- **Exercise aim**
The records should be written out in full, with nothing altered.

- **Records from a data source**
(begin)

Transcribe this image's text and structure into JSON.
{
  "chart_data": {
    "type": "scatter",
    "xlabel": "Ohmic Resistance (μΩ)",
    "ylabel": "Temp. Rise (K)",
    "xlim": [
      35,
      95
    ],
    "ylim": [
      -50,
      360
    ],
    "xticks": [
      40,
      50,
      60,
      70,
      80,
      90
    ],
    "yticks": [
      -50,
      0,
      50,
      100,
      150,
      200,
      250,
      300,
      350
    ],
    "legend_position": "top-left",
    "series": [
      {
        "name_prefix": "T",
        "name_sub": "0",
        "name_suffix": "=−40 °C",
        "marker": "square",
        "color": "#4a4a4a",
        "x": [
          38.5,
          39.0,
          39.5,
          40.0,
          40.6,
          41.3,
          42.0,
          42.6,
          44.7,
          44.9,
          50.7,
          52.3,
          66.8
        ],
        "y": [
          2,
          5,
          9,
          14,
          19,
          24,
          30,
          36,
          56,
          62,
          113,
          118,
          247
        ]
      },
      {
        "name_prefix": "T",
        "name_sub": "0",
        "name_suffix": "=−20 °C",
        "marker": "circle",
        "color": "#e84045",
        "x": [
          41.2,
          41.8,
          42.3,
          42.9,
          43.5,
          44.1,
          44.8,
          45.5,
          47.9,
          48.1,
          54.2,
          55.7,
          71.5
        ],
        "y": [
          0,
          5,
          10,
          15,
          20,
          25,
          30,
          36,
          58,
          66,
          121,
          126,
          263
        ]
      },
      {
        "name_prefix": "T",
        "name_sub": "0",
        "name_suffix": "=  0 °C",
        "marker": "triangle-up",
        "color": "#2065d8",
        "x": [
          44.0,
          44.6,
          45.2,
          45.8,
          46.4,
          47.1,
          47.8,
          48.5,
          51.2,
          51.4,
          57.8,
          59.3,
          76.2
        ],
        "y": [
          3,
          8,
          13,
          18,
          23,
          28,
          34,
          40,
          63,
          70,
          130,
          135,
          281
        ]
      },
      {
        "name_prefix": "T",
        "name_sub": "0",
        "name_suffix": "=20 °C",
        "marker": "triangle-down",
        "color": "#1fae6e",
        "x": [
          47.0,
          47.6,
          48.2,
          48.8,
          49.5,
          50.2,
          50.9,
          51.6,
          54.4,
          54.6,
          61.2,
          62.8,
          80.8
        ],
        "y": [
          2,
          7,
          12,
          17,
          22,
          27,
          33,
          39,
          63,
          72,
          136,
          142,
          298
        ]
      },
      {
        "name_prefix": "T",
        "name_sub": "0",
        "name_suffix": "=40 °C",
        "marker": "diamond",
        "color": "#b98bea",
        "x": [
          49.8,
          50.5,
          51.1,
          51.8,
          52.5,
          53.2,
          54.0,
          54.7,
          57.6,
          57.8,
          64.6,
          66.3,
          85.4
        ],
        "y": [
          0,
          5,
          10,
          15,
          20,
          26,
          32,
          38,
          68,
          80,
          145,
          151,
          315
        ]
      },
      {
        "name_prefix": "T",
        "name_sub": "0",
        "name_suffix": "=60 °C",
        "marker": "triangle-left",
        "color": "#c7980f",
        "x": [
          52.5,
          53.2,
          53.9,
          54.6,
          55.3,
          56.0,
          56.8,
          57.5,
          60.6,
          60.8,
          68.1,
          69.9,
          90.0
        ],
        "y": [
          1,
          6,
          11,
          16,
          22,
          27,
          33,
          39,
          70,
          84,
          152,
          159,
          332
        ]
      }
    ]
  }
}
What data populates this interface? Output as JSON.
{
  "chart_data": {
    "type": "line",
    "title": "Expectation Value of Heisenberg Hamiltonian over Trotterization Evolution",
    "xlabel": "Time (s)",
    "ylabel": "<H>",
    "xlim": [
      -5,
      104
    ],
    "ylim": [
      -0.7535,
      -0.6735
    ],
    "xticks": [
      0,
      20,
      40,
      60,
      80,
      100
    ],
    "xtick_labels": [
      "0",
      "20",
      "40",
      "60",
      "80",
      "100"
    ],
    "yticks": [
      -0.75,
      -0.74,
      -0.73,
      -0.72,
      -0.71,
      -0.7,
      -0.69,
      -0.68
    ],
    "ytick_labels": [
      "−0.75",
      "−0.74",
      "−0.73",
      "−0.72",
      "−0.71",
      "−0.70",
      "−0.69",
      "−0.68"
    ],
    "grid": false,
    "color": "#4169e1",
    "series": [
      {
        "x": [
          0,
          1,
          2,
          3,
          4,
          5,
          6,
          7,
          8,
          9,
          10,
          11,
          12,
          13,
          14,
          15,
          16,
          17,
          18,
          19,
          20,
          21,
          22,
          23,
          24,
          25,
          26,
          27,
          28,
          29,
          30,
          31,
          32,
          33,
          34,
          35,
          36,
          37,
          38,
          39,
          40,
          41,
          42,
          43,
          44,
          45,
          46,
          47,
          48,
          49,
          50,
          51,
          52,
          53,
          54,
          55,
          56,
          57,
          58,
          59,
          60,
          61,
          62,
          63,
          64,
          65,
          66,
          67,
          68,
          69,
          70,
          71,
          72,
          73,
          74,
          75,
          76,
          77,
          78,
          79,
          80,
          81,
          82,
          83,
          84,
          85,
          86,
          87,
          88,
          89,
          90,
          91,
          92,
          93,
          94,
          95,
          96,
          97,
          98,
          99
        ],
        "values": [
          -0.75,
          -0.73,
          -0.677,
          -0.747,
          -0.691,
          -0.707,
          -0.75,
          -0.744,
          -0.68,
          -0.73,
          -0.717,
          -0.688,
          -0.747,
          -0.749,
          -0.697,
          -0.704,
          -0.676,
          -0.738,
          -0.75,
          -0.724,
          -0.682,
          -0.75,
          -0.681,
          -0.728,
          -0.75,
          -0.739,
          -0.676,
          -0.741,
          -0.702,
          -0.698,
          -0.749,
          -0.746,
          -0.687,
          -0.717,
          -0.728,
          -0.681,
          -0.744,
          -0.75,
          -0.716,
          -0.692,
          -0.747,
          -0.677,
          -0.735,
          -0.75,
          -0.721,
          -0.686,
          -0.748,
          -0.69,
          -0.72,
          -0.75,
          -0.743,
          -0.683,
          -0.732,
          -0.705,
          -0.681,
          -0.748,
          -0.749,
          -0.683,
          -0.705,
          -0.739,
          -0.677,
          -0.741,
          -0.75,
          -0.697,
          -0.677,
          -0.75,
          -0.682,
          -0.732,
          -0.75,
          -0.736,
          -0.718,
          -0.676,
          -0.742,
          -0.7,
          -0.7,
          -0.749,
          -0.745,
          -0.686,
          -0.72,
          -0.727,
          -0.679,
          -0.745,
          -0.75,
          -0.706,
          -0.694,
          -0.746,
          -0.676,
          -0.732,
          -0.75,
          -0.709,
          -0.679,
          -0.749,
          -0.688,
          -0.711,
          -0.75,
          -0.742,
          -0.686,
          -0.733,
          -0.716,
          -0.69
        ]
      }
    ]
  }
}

(end)

- **Task answer**
Transcribe this image's text and structure into JSON.
{
  "chart_data": {
    "type": "scatter",
    "xlabel": "Ohmic Resistance (μΩ)",
    "ylabel": "Temp. Rise (K)",
    "xlim": [
      35,
      95
    ],
    "ylim": [
      -50,
      360
    ],
    "xticks": [
      40,
      50,
      60,
      70,
      80,
      90
    ],
    "yticks": [
      -50,
      0,
      50,
      100,
      150,
      200,
      250,
      300,
      350
    ],
    "legend_position": "top-left",
    "series": [
      {
        "name_prefix": "T",
        "name_sub": "0",
        "name_suffix": "=−40 °C",
        "marker": "square",
        "color": "#4a4a4a",
        "x": [
          38.5,
          39.0,
          39.5,
          40.0,
          40.6,
          41.3,
          42.0,
          42.6,
          44.7,
          44.9,
          50.7,
          52.3,
          66.8
        ],
        "y": [
          2,
          5,
          9,
          14,
          19,
          24,
          30,
          36,
          56,
          62,
          113,
          118,
          247
        ]
      },
      {
        "name_prefix": "T",
        "name_sub": "0",
        "name_suffix": "=−20 °C",
        "marker": "circle",
        "color": "#e84045",
        "x": [
          41.2,
          41.8,
          42.3,
          42.9,
          43.5,
          44.1,
          44.8,
          45.5,
          47.9,
          48.1,
          54.2,
          55.7,
          71.5
        ],
        "y": [
          0,
          5,
          10,
          15,
          20,
          25,
          30,
          36,
          58,
          66,
          121,
          126,
          263
        ]
      },
      {
        "name_prefix": "T",
        "name_sub": "0",
        "name_suffix": "=  0 °C",
        "marker": "triangle-up",
        "color": "#2065d8",
        "x": [
          44.0,
          44.6,
          45.2,
          45.8,
          46.4,
          47.1,
          47.8,
          48.5,
          51.2,
          51.4,
          57.8,
          59.3,
          76.2
        ],
        "y": [
          3,
          8,
          13,
          18,
          23,
          28,
          34,
          40,
          63,
          70,
          130,
          135,
          281
        ]
      },
      {
        "name_prefix": "T",
        "name_sub": "0",
        "name_suffix": "=20 °C",
        "marker": "triangle-down",
        "color": "#1fae6e",
        "x": [
          47.0,
          47.6,
          48.2,
          48.8,
          49.5,
          50.2,
          50.9,
          51.6,
          54.4,
          54.6,
          61.2,
          62.8,
          80.8
        ],
        "y": [
          2,
          7,
          12,
          17,
          22,
          27,
          33,
          39,
          63,
          72,
          136,
          142,
          298
        ]
      },
      {
        "name_prefix": "T",
        "name_sub": "0",
        "name_suffix": "=40 °C",
        "marker": "diamond",
        "color": "#b98bea",
        "x": [
          49.8,
          50.5,
          51.1,
          51.8,
          52.5,
          53.2,
          54.0,
          54.7,
          57.6,
          57.8,
          64.6,
          66.3,
          85.4
        ],
        "y": [
          0,
          5,
          10,
          15,
          20,
          26,
          32,
          38,
          68,
          80,
          145,
          151,
          315
        ]
      },
      {
        "name_prefix": "T",
        "name_sub": "0",
        "name_suffix": "=60 °C",
        "marker": "triangle-left",
        "color": "#c7980f",
        "x": [
          52.5,
          53.2,
          53.9,
          54.6,
          55.3,
          56.0,
          56.8,
          57.5,
          60.6,
          60.8,
          68.1,
          69.9,
          90.0
        ],
        "y": [
          1,
          6,
          11,
          16,
          22,
          27,
          33,
          39,
          70,
          84,
          152,
          159,
          332
        ]
      }
    ]
  }
}
What data populates this interface? Output as JSON.
{
  "chart_data": {
    "type": "line",
    "title": "Expectation Value of Heisenberg Hamiltonian over Trotterization Evolution",
    "xlabel": "Time (s)",
    "ylabel": "<H>",
    "xlim": [
      -5,
      104
    ],
    "ylim": [
      -0.7535,
      -0.6735
    ],
    "xticks": [
      0,
      20,
      40,
      60,
      80,
      100
    ],
    "xtick_labels": [
      "0",
      "20",
      "40",
      "60",
      "80",
      "100"
    ],
    "yticks": [
      -0.75,
      -0.74,
      -0.73,
      -0.72,
      -0.71,
      -0.7,
      -0.69,
      -0.68
    ],
    "ytick_labels": [
      "−0.75",
      "−0.74",
      "−0.73",
      "−0.72",
      "−0.71",
      "−0.70",
      "−0.69",
      "−0.68"
    ],
    "grid": false,
    "color": "#4169e1",
    "series": [
      {
        "x": [
          0,
          1,
          2,
          3,
          4,
          5,
          6,
          7,
          8,
          9,
          10,
          11,
          12,
          13,
          14,
          15,
          16,
          17,
          18,
          19,
          20,
          21,
          22,
          23,
          24,
          25,
          26,
          27,
          28,
          29,
          30,
          31,
          32,
          33,
          34,
          35,
          36,
          37,
          38,
          39,
          40,
          41,
          42,
          43,
          44,
          45,
          46,
          47,
          48,
          49,
          50,
          51,
          52,
          53,
          54,
          55,
          56,
          57,
          58,
          59,
          60,
          61,
          62,
          63,
          64,
          65,
          66,
          67,
          68,
          69,
          70,
          71,
          72,
          73,
          74,
          75,
          76,
          77,
          78,
          79,
          80,
          81,
          82,
          83,
          84,
          85,
          86,
          87,
          88,
          89,
          90,
          91,
          92,
          93,
          94,
          95,
          96,
          97,
          98,
          99
        ],
        "values": [
          -0.75,
          -0.73,
          -0.677,
          -0.747,
          -0.691,
          -0.707,
          -0.75,
          -0.744,
          -0.68,
          -0.73,
          -0.717,
          -0.688,
          -0.747,
          -0.749,
          -0.697,
          -0.704,
          -0.676,
          -0.738,
          -0.75,
          -0.724,
          -0.682,
          -0.75,
          -0.681,
          -0.728,
          -0.75,
          -0.739,
          -0.676,
          -0.741,
          -0.702,
          -0.698,
          -0.749,
          -0.746,
          -0.687,
          -0.717,
          -0.728,
          -0.681,
          -0.744,
          -0.75,
          -0.716,
          -0.692,
          -0.747,
          -0.677,
          -0.735,
          -0.75,
          -0.721,
          -0.686,
          -0.748,
          -0.69,
          -0.72,
          -0.75,
          -0.743,
          -0.683,
          -0.732,
          -0.705,
          -0.681,
          -0.748,
          -0.749,
          -0.683,
          -0.705,
          -0.739,
          -0.677,
          -0.741,
          -0.75,
          -0.697,
          -0.677,
          -0.75,
          -0.682,
          -0.732,
          -0.75,
          -0.736,
          -0.718,
          -0.676,
          -0.742,
          -0.7,
          -0.7,
          -0.749,
          -0.745,
          -0.686,
          -0.72,
          -0.727,
          -0.679,
          -0.745,
          -0.75,
          -0.706,
          -0.694,
          -0.746,
          -0.676,
          -0.732,
          -0.75,
          -0.709,
          -0.679,
          -0.749,
          -0.688,
          -0.711,
          -0.75,
          -0.742,
          -0.686,
          -0.733,
          -0.716,
          -0.69
        ]
      }
    ]
  }
}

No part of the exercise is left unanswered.